= Written request =
Reproduce the listing below without changes, except that pictures are left out.

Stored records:
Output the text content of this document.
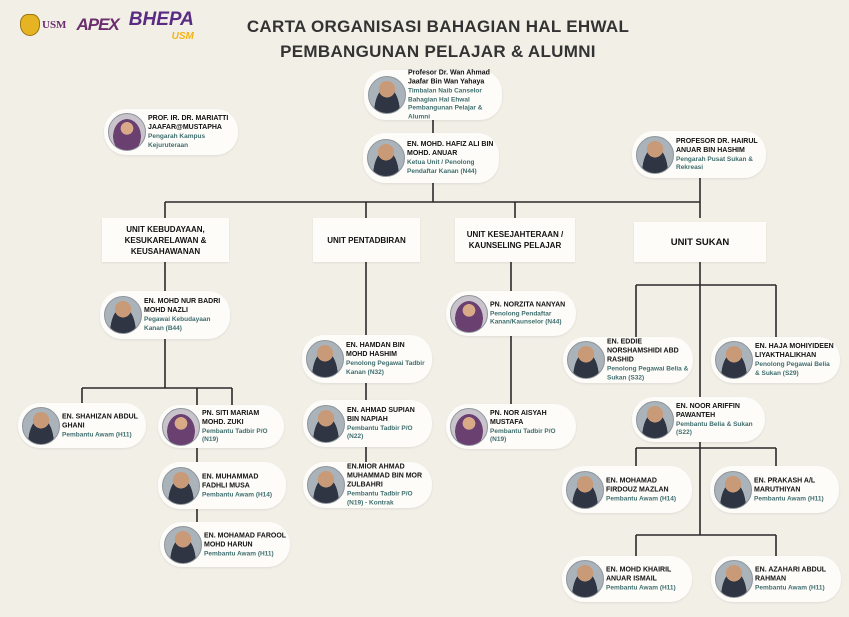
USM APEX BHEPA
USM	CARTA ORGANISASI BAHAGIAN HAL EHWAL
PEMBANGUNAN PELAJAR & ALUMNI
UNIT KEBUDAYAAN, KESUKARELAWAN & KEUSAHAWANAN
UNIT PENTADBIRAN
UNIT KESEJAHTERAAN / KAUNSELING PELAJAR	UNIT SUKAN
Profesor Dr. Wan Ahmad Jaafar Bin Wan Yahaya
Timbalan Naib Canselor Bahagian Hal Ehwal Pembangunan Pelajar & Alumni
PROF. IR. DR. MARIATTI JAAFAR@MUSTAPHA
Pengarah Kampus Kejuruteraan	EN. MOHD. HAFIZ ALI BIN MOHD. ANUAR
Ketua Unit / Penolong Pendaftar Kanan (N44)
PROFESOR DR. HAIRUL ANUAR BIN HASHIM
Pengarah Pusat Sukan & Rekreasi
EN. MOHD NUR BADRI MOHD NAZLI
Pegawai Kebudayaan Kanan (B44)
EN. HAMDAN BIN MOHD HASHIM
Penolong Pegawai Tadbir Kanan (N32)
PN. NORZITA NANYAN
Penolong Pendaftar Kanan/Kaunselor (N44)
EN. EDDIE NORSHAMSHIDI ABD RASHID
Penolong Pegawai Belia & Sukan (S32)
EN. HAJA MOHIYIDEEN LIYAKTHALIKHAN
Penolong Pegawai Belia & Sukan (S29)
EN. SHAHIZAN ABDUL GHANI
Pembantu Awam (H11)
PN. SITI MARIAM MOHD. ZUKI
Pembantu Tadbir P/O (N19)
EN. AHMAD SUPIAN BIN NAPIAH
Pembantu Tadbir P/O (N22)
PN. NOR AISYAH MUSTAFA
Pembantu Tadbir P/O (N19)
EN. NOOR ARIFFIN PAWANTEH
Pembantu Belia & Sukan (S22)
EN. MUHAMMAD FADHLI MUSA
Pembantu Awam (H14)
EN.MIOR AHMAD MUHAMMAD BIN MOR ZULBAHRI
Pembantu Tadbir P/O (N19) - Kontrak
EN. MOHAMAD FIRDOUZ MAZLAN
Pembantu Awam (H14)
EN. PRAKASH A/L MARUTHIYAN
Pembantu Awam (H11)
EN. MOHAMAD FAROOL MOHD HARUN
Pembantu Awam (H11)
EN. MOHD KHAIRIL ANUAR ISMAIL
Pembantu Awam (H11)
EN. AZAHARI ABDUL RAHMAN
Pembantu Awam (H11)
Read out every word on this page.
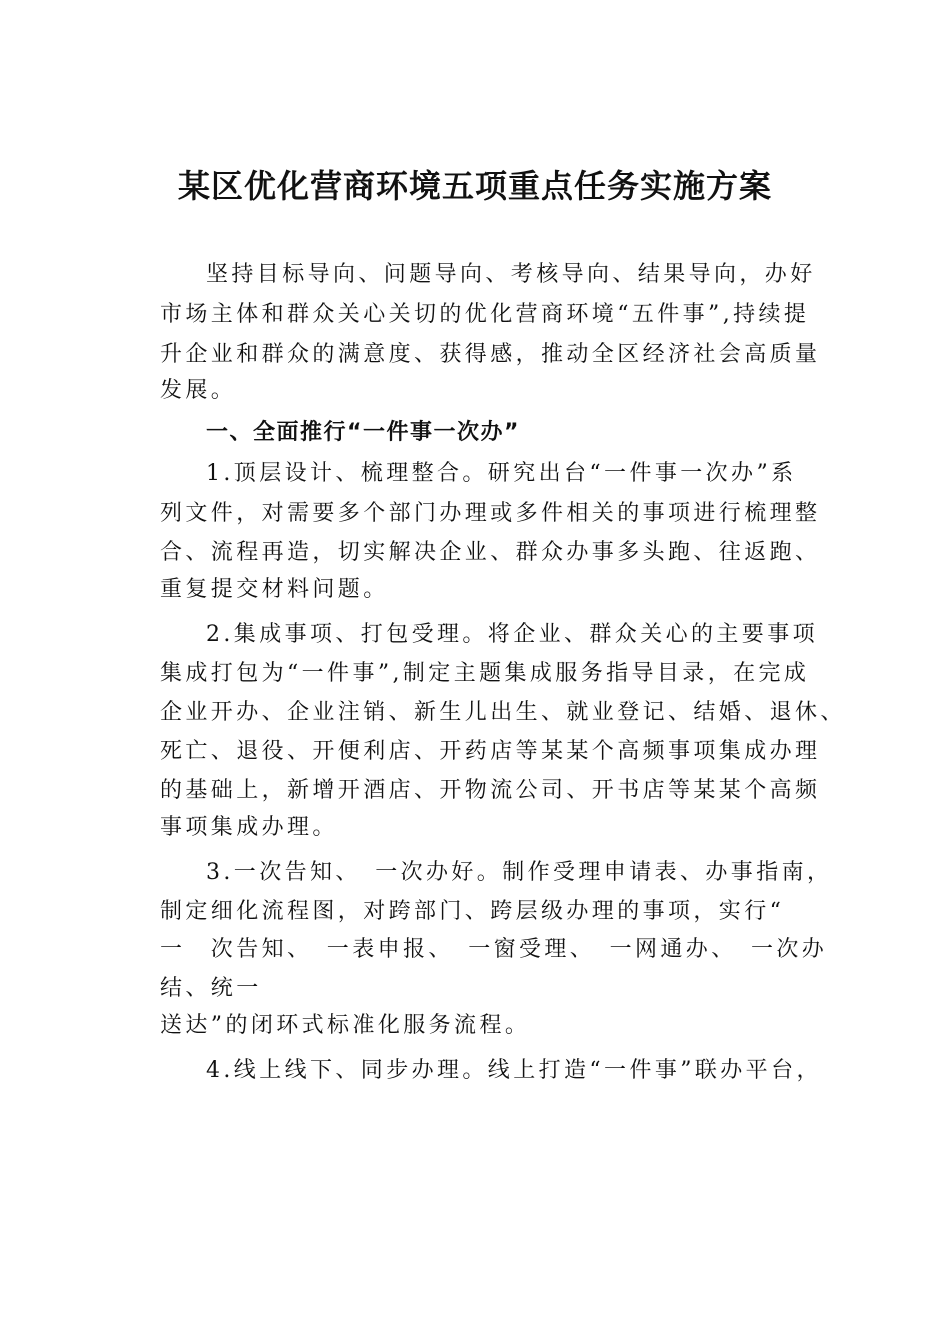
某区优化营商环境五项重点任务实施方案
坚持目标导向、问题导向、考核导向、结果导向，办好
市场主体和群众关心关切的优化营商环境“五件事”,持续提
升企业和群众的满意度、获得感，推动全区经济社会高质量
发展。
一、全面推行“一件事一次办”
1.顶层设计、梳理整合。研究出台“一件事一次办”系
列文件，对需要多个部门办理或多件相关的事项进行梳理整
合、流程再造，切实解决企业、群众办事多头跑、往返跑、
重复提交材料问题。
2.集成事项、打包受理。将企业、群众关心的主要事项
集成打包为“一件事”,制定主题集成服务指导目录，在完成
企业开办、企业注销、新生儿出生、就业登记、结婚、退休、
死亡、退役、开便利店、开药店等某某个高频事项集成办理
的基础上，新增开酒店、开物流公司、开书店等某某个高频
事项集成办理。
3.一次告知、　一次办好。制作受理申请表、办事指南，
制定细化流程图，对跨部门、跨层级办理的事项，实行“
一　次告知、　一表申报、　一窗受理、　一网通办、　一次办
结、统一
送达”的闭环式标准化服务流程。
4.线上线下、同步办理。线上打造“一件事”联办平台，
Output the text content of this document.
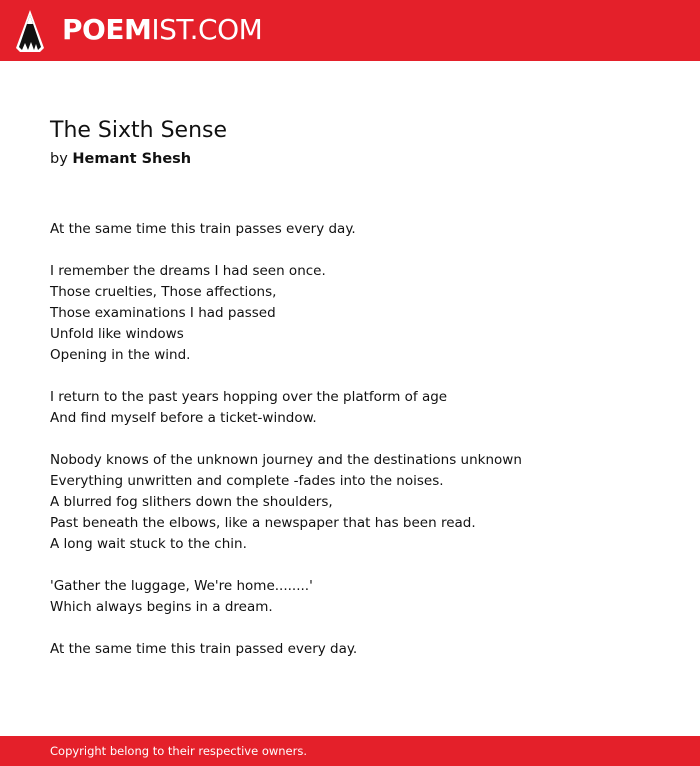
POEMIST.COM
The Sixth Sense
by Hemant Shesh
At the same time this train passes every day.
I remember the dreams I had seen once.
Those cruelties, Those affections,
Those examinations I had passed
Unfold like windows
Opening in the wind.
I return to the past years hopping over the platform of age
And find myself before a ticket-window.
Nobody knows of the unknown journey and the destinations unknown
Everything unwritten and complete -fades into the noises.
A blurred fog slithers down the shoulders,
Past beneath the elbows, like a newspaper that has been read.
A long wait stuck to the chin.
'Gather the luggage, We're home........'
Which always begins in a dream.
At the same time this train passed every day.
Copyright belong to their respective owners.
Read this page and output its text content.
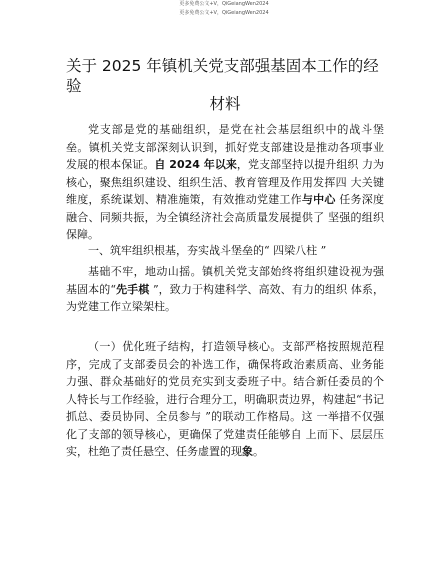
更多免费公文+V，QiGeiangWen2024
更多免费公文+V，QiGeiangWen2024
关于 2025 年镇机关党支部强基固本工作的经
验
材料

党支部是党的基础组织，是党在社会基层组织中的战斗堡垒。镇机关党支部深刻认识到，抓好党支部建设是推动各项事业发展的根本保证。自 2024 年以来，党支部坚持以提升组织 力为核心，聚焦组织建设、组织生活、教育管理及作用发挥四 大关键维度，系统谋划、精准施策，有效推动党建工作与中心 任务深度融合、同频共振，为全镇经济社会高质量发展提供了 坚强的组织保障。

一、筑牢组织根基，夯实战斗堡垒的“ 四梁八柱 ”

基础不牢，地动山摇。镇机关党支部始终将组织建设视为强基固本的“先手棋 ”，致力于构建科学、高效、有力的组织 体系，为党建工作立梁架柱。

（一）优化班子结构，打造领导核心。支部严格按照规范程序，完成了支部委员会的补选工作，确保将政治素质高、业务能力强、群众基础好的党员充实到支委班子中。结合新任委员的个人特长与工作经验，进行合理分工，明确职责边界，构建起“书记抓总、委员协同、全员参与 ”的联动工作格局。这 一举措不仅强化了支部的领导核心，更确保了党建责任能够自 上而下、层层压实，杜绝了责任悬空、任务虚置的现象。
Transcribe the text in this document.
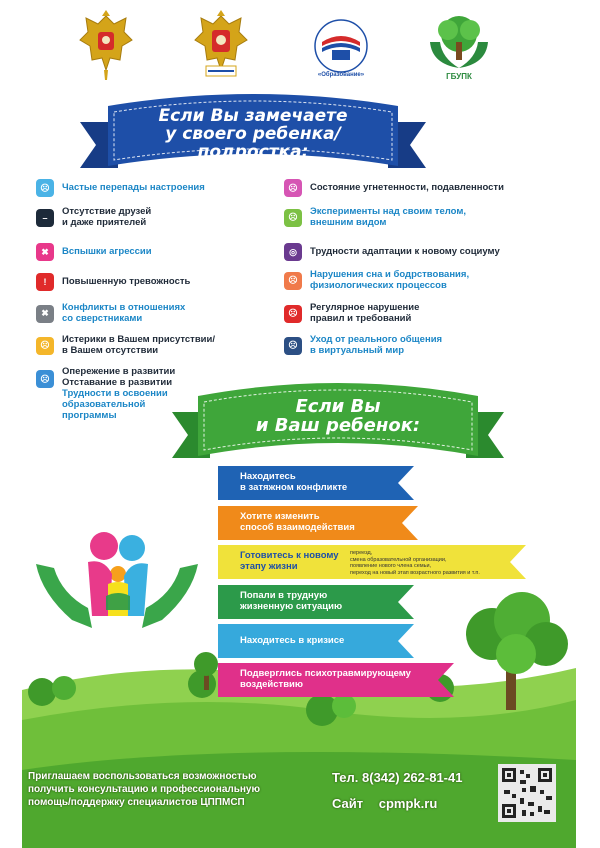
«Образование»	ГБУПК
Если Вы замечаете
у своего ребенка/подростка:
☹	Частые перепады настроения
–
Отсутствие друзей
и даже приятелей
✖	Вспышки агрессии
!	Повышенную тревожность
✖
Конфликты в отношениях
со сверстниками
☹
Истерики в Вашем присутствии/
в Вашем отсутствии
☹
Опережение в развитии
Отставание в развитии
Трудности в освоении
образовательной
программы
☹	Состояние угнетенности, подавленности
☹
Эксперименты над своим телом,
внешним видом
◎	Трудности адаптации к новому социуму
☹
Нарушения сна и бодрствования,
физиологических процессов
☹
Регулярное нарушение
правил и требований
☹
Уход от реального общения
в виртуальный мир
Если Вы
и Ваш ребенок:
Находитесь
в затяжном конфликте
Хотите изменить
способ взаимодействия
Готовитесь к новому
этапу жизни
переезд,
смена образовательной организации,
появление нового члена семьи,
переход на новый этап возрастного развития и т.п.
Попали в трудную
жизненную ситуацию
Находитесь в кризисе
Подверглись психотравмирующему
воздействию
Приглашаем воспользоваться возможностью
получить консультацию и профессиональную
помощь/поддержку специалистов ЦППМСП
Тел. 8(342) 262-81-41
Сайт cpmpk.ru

= The output =
Output the text content of this document.
USM APEX BHEPA
USM	CARTA ORGANISASI BAHAGIAN HAL EHWAL
PEMBANGUNAN PELAJAR & ALUMNI
UNIT KEBUDAYAAN, KESUKARELAWAN & KEUSAHAWANAN
UNIT PENTADBIRAN
UNIT KESEJAHTERAAN / KAUNSELING PELAJAR	UNIT SUKAN
Profesor Dr. Wan Ahmad Jaafar Bin Wan Yahaya
Timbalan Naib Canselor Bahagian Hal Ehwal Pembangunan Pelajar & Alumni
PROF. IR. DR. MARIATTI JAAFAR@MUSTAPHA
Pengarah Kampus Kejuruteraan	EN. MOHD. HAFIZ ALI BIN MOHD. ANUAR
Ketua Unit / Penolong Pendaftar Kanan (N44)
PROFESOR DR. HAIRUL ANUAR BIN HASHIM
Pengarah Pusat Sukan & Rekreasi
EN. MOHD NUR BADRI MOHD NAZLI
Pegawai Kebudayaan Kanan (B44)
EN. HAMDAN BIN MOHD HASHIM
Penolong Pegawai Tadbir Kanan (N32)
PN. NORZITA NANYAN
Penolong Pendaftar Kanan/Kaunselor (N44)
EN. EDDIE NORSHAMSHIDI ABD RASHID
Penolong Pegawai Belia & Sukan (S32)
EN. HAJA MOHIYIDEEN LIYAKTHALIKHAN
Penolong Pegawai Belia & Sukan (S29)
EN. SHAHIZAN ABDUL GHANI
Pembantu Awam (H11)
PN. SITI MARIAM MOHD. ZUKI
Pembantu Tadbir P/O (N19)
EN. AHMAD SUPIAN BIN NAPIAH
Pembantu Tadbir P/O (N22)
PN. NOR AISYAH MUSTAFA
Pembantu Tadbir P/O (N19)
EN. NOOR ARIFFIN PAWANTEH
Pembantu Belia & Sukan (S22)
EN. MUHAMMAD FADHLI MUSA
Pembantu Awam (H14)
EN.MIOR AHMAD MUHAMMAD BIN MOR ZULBAHRI
Pembantu Tadbir P/O (N19) - Kontrak
EN. MOHAMAD FIRDOUZ MAZLAN
Pembantu Awam (H14)
EN. PRAKASH A/L MARUTHIYAN
Pembantu Awam (H11)
EN. MOHAMAD FAROOL MOHD HARUN
Pembantu Awam (H11)
EN. MOHD KHAIRIL ANUAR ISMAIL
Pembantu Awam (H11)
EN. AZAHARI ABDUL RAHMAN
Pembantu Awam (H11)
Read out every word on this page.
某区优化营商环境五项重点任务实施方案
坚持目标导向、问题导向、考核导向、结果导向，办好
市场主体和群众关心关切的优化营商环境“五件事”,持续提
升企业和群众的满意度、获得感，推动全区经济社会高质量
发展。
一、全面推行“一件事一次办”
1.顶层设计、梳理整合。研究出台“一件事一次办”系
列文件，对需要多个部门办理或多件相关的事项进行梳理整
合、流程再造，切实解决企业、群众办事多头跑、往返跑、
重复提交材料问题。
2.集成事项、打包受理。将企业、群众关心的主要事项
集成打包为“一件事”,制定主题集成服务指导目录，在完成
企业开办、企业注销、新生儿出生、就业登记、结婚、退休、
死亡、退役、开便利店、开药店等某某个高频事项集成办理
的基础上，新增开酒店、开物流公司、开书店等某某个高频
事项集成办理。
3.一次告知、　一次办好。制作受理申请表、办事指南，
制定细化流程图，对跨部门、跨层级办理的事项，实行“
一　次告知、　一表申报、　一窗受理、　一网通办、　一次办
结、统一
送达”的闭环式标准化服务流程。
4.线上线下、同步办理。线上打造“一件事”联办平台，
Output the text content of this document.
POEMIST.COM
The Sixth Sense
by Hemant Shesh
At the same time this train passes every day.
I remember the dreams I had seen once.
Those cruelties, Those affections,
Those examinations I had passed
Unfold like windows
Opening in the wind.
I return to the past years hopping over the platform of age
And find myself before a ticket-window.
Nobody knows of the unknown journey and the destinations unknown
Everything unwritten and complete -fades into the noises.
A blurred fog slithers down the shoulders,
Past beneath the elbows, like a newspaper that has been read.
A long wait stuck to the chin.
'Gather the luggage, We're home........'
Which always begins in a dream.
At the same time this train passed every day.
Copyright belong to their respective owners.
Read this page and output its text content.
更多免费公文+V，QiGeiangWen2024
更多免费公文+V，QiGeiangWen2024
关于 2025 年镇机关党支部强基固本工作的经
验
材料

党支部是党的基础组织，是党在社会基层组织中的战斗堡垒。镇机关党支部深刻认识到，抓好党支部建设是推动各项事业发展的根本保证。自 2024 年以来，党支部坚持以提升组织 力为核心，聚焦组织建设、组织生活、教育管理及作用发挥四 大关键维度，系统谋划、精准施策，有效推动党建工作与中心 任务深度融合、同频共振，为全镇经济社会高质量发展提供了 坚强的组织保障。

一、筑牢组织根基，夯实战斗堡垒的“ 四梁八柱 ”

基础不牢，地动山摇。镇机关党支部始终将组织建设视为强基固本的“先手棋 ”，致力于构建科学、高效、有力的组织 体系，为党建工作立梁架柱。

（一）优化班子结构，打造领导核心。支部严格按照规范程序，完成了支部委员会的补选工作，确保将政治素质高、业务能力强、群众基础好的党员充实到支委班子中。结合新任委员的个人特长与工作经验，进行合理分工，明确职责边界，构建起“书记抓总、委员协同、全员参与 ”的联动工作格局。这 一举措不仅强化了支部的领导核心，更确保了党建责任能够自 上而下、层层压实，杜绝了责任悬空、任务虚置的现象。
Transcribe the text in this document.
«Образование»	ГБУПК
Если Вы замечаете
у своего ребенка/подростка:
☹	Частые перепады настроения
–
Отсутствие друзей
и даже приятелей
✖	Вспышки агрессии
!	Повышенную тревожность
✖
Конфликты в отношениях
со сверстниками
☹
Истерики в Вашем присутствии/
в Вашем отсутствии
☹
Опережение в развитии
Отставание в развитии
Трудности в освоении
образовательной
программы
☹	Состояние угнетенности, подавленности
☹
Эксперименты над своим телом,
внешним видом
◎	Трудности адаптации к новому социуму
☹
Нарушения сна и бодрствования,
физиологических процессов
☹
Регулярное нарушение
правил и требований
☹
Уход от реального общения
в виртуальный мир
Если Вы
и Ваш ребенок:
Находитесь
в затяжном конфликте
Хотите изменить
способ взаимодействия
Готовитесь к новому
этапу жизни
переезд,
смена образовательной организации,
появление нового члена семьи,
переход на новый этап возрастного развития и т.п.
Попали в трудную
жизненную ситуацию
Находитесь в кризисе
Подверглись психотравмирующему
воздействию
Приглашаем воспользоваться возможностью
получить консультацию и профессиональную
помощь/поддержку специалистов ЦППМСП
Тел. 8(342) 262-81-41
Сайт cpmpk.ru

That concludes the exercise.